**What you need to do**
Only the lines from the one with "Read all visible content and emit it as JSON." through the final line should be given again, exactly as they appear, minus the pictures.

#####

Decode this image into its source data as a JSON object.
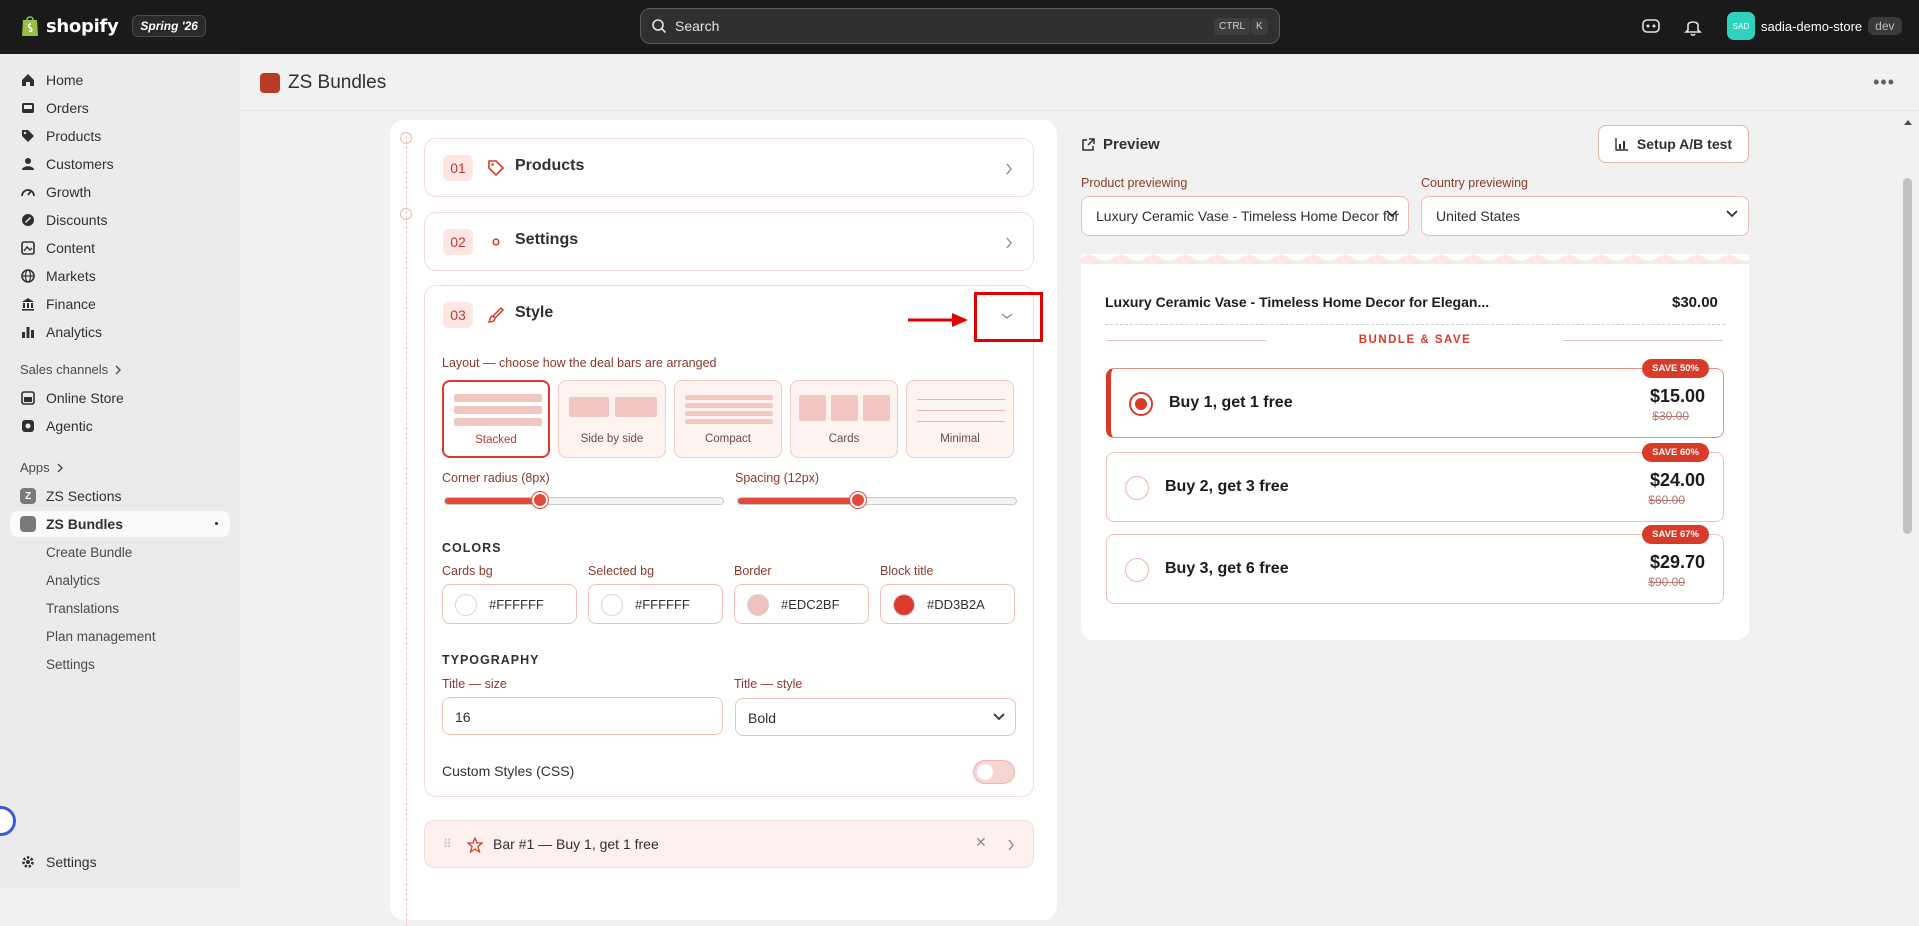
{
  "topbar": {
    "brand": "shopify",
    "edition": "Spring '26",
    "search_placeholder": "Search",
    "shortcut_ctrl": "CTRL",
    "shortcut_key": "K",
    "store_initials": "SAD",
    "store_name": "sadia-demo-store",
    "store_badge": "dev"
  },
  "sidebar": {
    "items": [
      {
        "label": "Home",
        "icon": "home-icon"
      },
      {
        "label": "Orders",
        "icon": "inbox-icon"
      },
      {
        "label": "Products",
        "icon": "tag-icon"
      },
      {
        "label": "Customers",
        "icon": "person-icon"
      },
      {
        "label": "Growth",
        "icon": "gauge-icon"
      },
      {
        "label": "Discounts",
        "icon": "discount-icon"
      },
      {
        "label": "Content",
        "icon": "content-icon"
      },
      {
        "label": "Markets",
        "icon": "globe-icon"
      },
      {
        "label": "Finance",
        "icon": "bank-icon"
      },
      {
        "label": "Analytics",
        "icon": "chart-icon"
      }
    ],
    "sales_channels_label": "Sales channels",
    "channels": [
      {
        "label": "Online Store",
        "icon": "store-icon"
      },
      {
        "label": "Agentic",
        "icon": "agentic-icon"
      }
    ],
    "apps_label": "Apps",
    "apps": [
      {
        "label": "ZS Sections"
      },
      {
        "label": "ZS Bundles"
      }
    ],
    "app_subitems": [
      "Create Bundle",
      "Analytics",
      "Translations",
      "Plan management",
      "Settings"
    ],
    "settings_label": "Settings"
  },
  "page": {
    "title": "ZS Bundles"
  },
  "editor": {
    "cards": [
      {
        "num": "01",
        "title": "Products"
      },
      {
        "num": "02",
        "title": "Settings"
      },
      {
        "num": "03",
        "title": "Style"
      }
    ],
    "layout_label": "Layout — choose how the deal bars are arranged",
    "layouts": [
      "Stacked",
      "Side by side",
      "Compact",
      "Cards",
      "Minimal"
    ],
    "corner_radius_label": "Corner radius (8px)",
    "corner_radius_value": 0.34,
    "spacing_label": "Spacing (12px)",
    "spacing_value": 0.43,
    "colors_heading": "COLORS",
    "colors": [
      {
        "label": "Cards bg",
        "hex": "#FFFFFF",
        "swatch": "#FFFFFF"
      },
      {
        "label": "Selected bg",
        "hex": "#FFFFFF",
        "swatch": "#FFFFFF"
      },
      {
        "label": "Border",
        "hex": "#EDC2BF",
        "swatch": "#EDC2BF"
      },
      {
        "label": "Block title",
        "hex": "#DD3B2A",
        "swatch": "#DD3B2A"
      }
    ],
    "typography_heading": "TYPOGRAPHY",
    "title_size_label": "Title — size",
    "title_size_value": "16",
    "title_style_label": "Title — style",
    "title_style_value": "Bold",
    "custom_css_label": "Custom Styles (CSS)",
    "bar1_title": "Bar #1 — Buy 1, get 1 free"
  },
  "preview": {
    "heading": "Preview",
    "ab_button": "Setup A/B test",
    "product_label": "Product previewing",
    "product_value": "Luxury Ceramic Vase - Timeless Home Decor for",
    "country_label": "Country previewing",
    "country_value": "United States",
    "product_name": "Luxury Ceramic Vase - Timeless Home Decor for Elegan...",
    "product_price": "$30.00",
    "bundle_heading": "BUNDLE & SAVE",
    "deals": [
      {
        "title": "Buy 1, get 1 free",
        "price": "$15.00",
        "original": "$30.00",
        "badge": "SAVE 50%",
        "selected": true
      },
      {
        "title": "Buy 2, get 3 free",
        "price": "$24.00",
        "original": "$60.00",
        "badge": "SAVE 60%",
        "selected": false
      },
      {
        "title": "Buy 3, get 6 free",
        "price": "$29.70",
        "original": "$90.00",
        "badge": "SAVE 67%",
        "selected": false
      }
    ]
  },
  "colors": {
    "accent": "#D93B2A",
    "topbar": "#1A1A1A"
  }
}
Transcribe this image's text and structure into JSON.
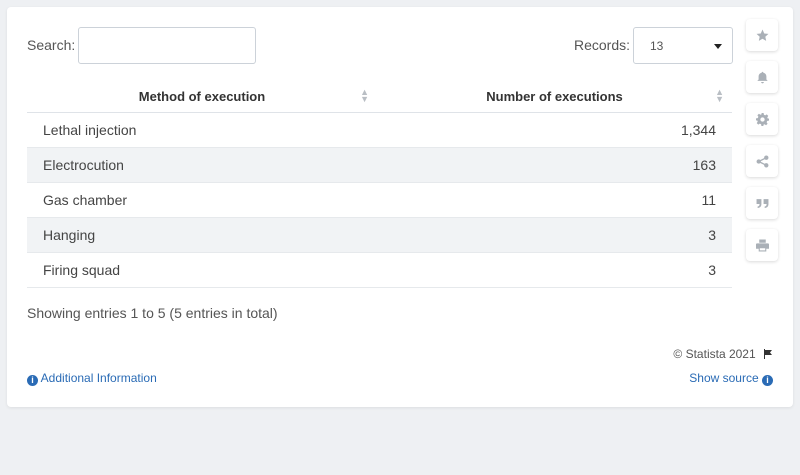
{
  "search": {
    "label": "Search:",
    "value": ""
  },
  "records": {
    "label": "Records:",
    "selected": "13"
  },
  "table": {
    "headers": [
      "Method of execution",
      "Number of executions"
    ],
    "rows": [
      {
        "method": "Lethal injection",
        "count": "1,344"
      },
      {
        "method": "Electrocution",
        "count": "163"
      },
      {
        "method": "Gas chamber",
        "count": "11"
      },
      {
        "method": "Hanging",
        "count": "3"
      },
      {
        "method": "Firing squad",
        "count": "3"
      }
    ]
  },
  "footer": {
    "showing": "Showing entries 1 to 5 (5 entries in total)",
    "copyright": "© Statista 2021",
    "additional_info": "Additional Information",
    "show_source": "Show source"
  },
  "toolbar": [
    "star-icon",
    "bell-icon",
    "gear-icon",
    "share-icon",
    "quote-icon",
    "print-icon"
  ],
  "colors": {
    "link": "#2a6bb5",
    "row_alt": "#f1f3f5",
    "icon": "#aab0b7"
  }
}
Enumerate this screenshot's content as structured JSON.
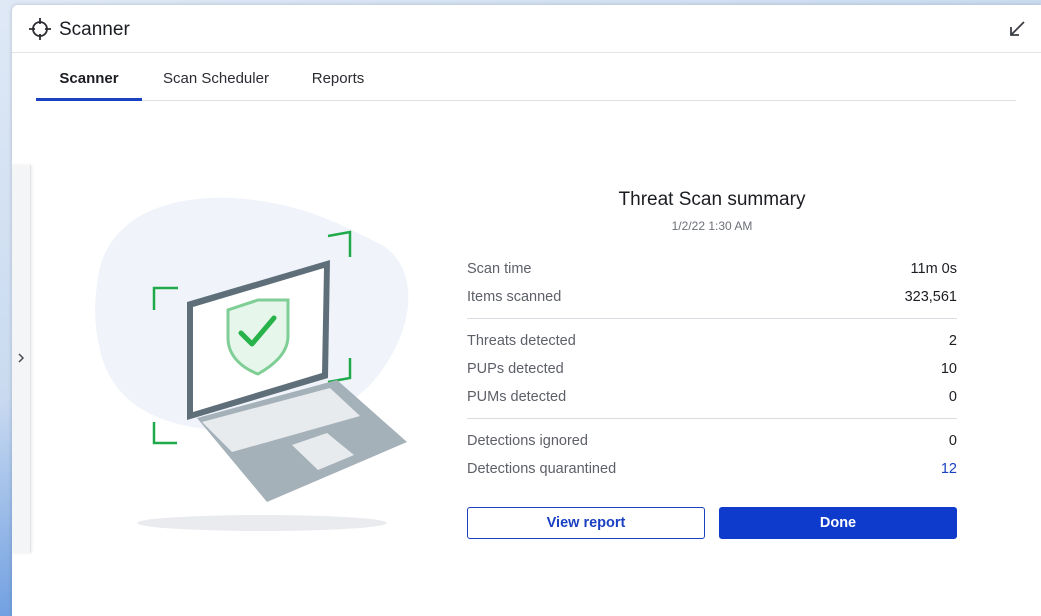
{
  "window": {
    "title": "Scanner"
  },
  "tabs": [
    {
      "label": "Scanner",
      "active": true
    },
    {
      "label": "Scan Scheduler",
      "active": false
    },
    {
      "label": "Reports",
      "active": false
    }
  ],
  "summary": {
    "title": "Threat Scan summary",
    "date": "1/2/22 1:30 AM",
    "groups": [
      [
        {
          "label": "Scan time",
          "value": "11m 0s"
        },
        {
          "label": "Items scanned",
          "value": "323,561"
        }
      ],
      [
        {
          "label": "Threats detected",
          "value": "2"
        },
        {
          "label": "PUPs detected",
          "value": "10"
        },
        {
          "label": "PUMs detected",
          "value": "0"
        }
      ],
      [
        {
          "label": "Detections ignored",
          "value": "0"
        },
        {
          "label": "Detections quarantined",
          "value": "12"
        }
      ]
    ]
  },
  "buttons": {
    "view_report": "View report",
    "done": "Done"
  },
  "colors": {
    "accent": "#1a41c2",
    "primary_button": "#0e3bcc",
    "shield_green": "#27b24a",
    "frame_green": "#1fa94a"
  },
  "icons": {
    "title": "crosshair-icon",
    "collapse": "minimize-arrow-icon",
    "side": "chevron-right-icon"
  }
}
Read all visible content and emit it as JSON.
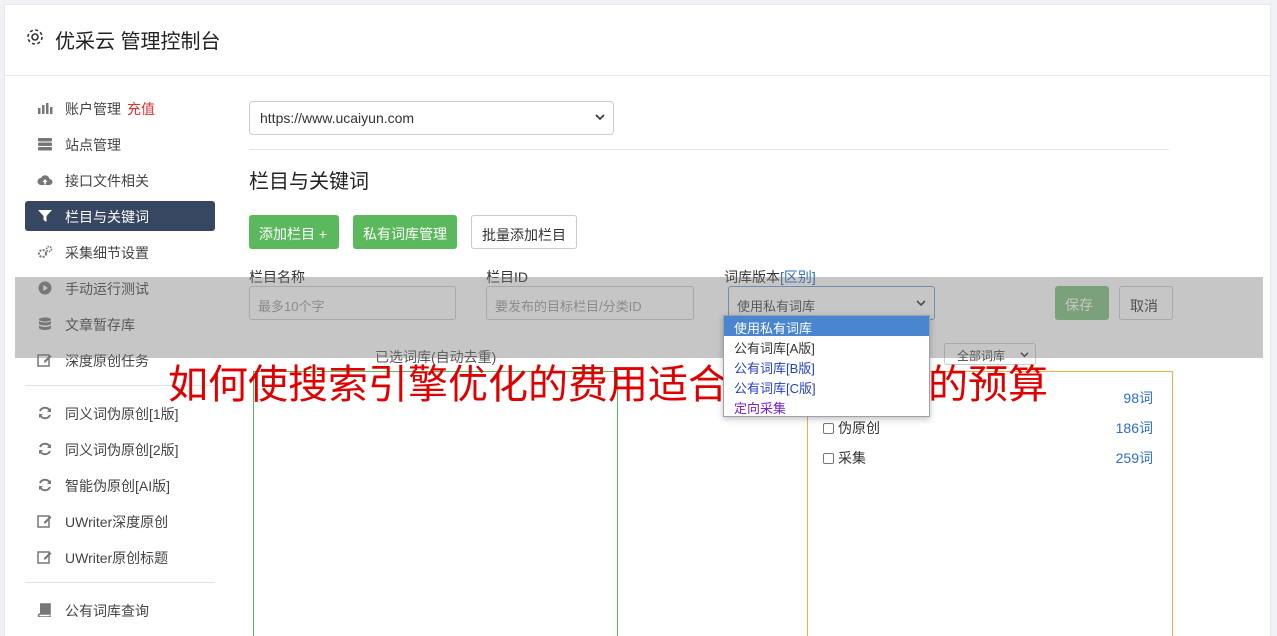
{
  "header": {
    "title": "优采云 管理控制台"
  },
  "sidebar": {
    "items": [
      {
        "label": "账户管理",
        "extra": "充值",
        "icon": "bar-chart-icon"
      },
      {
        "label": "站点管理",
        "icon": "server-icon"
      },
      {
        "label": "接口文件相关",
        "icon": "cloud-upload-icon"
      },
      {
        "label": "栏目与关键词",
        "icon": "filter-icon",
        "active": true
      },
      {
        "label": "采集细节设置",
        "icon": "cogs-icon"
      },
      {
        "label": "手动运行测试",
        "icon": "play-icon"
      },
      {
        "label": "文章暂存库",
        "icon": "database-icon"
      },
      {
        "label": "深度原创任务",
        "icon": "edit-icon"
      },
      {
        "label": "同义词伪原创[1版]",
        "icon": "refresh-icon"
      },
      {
        "label": "同义词伪原创[2版]",
        "icon": "refresh-icon"
      },
      {
        "label": "智能伪原创[AI版]",
        "icon": "refresh-icon"
      },
      {
        "label": "UWriter深度原创",
        "icon": "edit-icon"
      },
      {
        "label": "UWriter原创标题",
        "icon": "edit-icon"
      },
      {
        "label": "公有词库查询",
        "icon": "book-icon"
      }
    ]
  },
  "main": {
    "site_select": "https://www.ucaiyun.com",
    "section_title": "栏目与关键词",
    "buttons": {
      "add_column": "添加栏目 +",
      "private_lib": "私有词库管理",
      "batch_add": "批量添加栏目"
    },
    "form": {
      "name_label": "栏目名称",
      "name_placeholder": "最多10个字",
      "id_label": "栏目ID",
      "id_placeholder": "要发布的目标栏目/分类ID",
      "version_label": "词库版本",
      "version_link": "[区别]",
      "version_value": "使用私有词库",
      "save": "保存",
      "cancel": "取消"
    },
    "selected_lib_label": "已选词库(自动去重)",
    "filter_select": "全部词库",
    "lib_list": [
      {
        "name": "",
        "count": "98词"
      },
      {
        "name": "伪原创",
        "count": "186词"
      },
      {
        "name": "采集",
        "count": "259词"
      }
    ],
    "dropdown_options": [
      "使用私有词库",
      "公有词库[A版]",
      "公有词库[B版]",
      "公有词库[C版]",
      "定向采集"
    ]
  },
  "banner": "如何使搜索引擎优化的费用适合于中小企业的预算",
  "colors": {
    "active_nav": "#374761",
    "green": "#5cb85c",
    "banner": "#e00000",
    "link": "#2a6fc9"
  }
}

#####

**Task solution**
Read all visible content and emit it as JSON.
{
  "header": {
    "title": "优采云 管理控制台"
  },
  "sidebar": {
    "items": [
      {
        "label": "账户管理",
        "extra": "充值",
        "icon": "bar-chart-icon"
      },
      {
        "label": "站点管理",
        "icon": "server-icon"
      },
      {
        "label": "接口文件相关",
        "icon": "cloud-upload-icon"
      },
      {
        "label": "栏目与关键词",
        "icon": "filter-icon",
        "active": true
      },
      {
        "label": "采集细节设置",
        "icon": "cogs-icon"
      },
      {
        "label": "手动运行测试",
        "icon": "play-icon"
      },
      {
        "label": "文章暂存库",
        "icon": "database-icon"
      },
      {
        "label": "深度原创任务",
        "icon": "edit-icon"
      },
      {
        "label": "同义词伪原创[1版]",
        "icon": "refresh-icon"
      },
      {
        "label": "同义词伪原创[2版]",
        "icon": "refresh-icon"
      },
      {
        "label": "智能伪原创[AI版]",
        "icon": "refresh-icon"
      },
      {
        "label": "UWriter深度原创",
        "icon": "edit-icon"
      },
      {
        "label": "UWriter原创标题",
        "icon": "edit-icon"
      },
      {
        "label": "公有词库查询",
        "icon": "book-icon"
      }
    ]
  },
  "main": {
    "site_select": "https://www.ucaiyun.com",
    "section_title": "栏目与关键词",
    "buttons": {
      "add_column": "添加栏目 +",
      "private_lib": "私有词库管理",
      "batch_add": "批量添加栏目"
    },
    "form": {
      "name_label": "栏目名称",
      "name_placeholder": "最多10个字",
      "id_label": "栏目ID",
      "id_placeholder": "要发布的目标栏目/分类ID",
      "version_label": "词库版本",
      "version_link": "[区别]",
      "version_value": "使用私有词库",
      "save": "保存",
      "cancel": "取消"
    },
    "selected_lib_label": "已选词库(自动去重)",
    "filter_select": "全部词库",
    "lib_list": [
      {
        "name": "",
        "count": "98词"
      },
      {
        "name": "伪原创",
        "count": "186词"
      },
      {
        "name": "采集",
        "count": "259词"
      }
    ],
    "dropdown_options": [
      "使用私有词库",
      "公有词库[A版]",
      "公有词库[B版]",
      "公有词库[C版]",
      "定向采集"
    ]
  },
  "banner": "如何使搜索引擎优化的费用适合于中小企业的预算",
  "colors": {
    "active_nav": "#374761",
    "green": "#5cb85c",
    "banner": "#e00000",
    "link": "#2a6fc9"
  }
}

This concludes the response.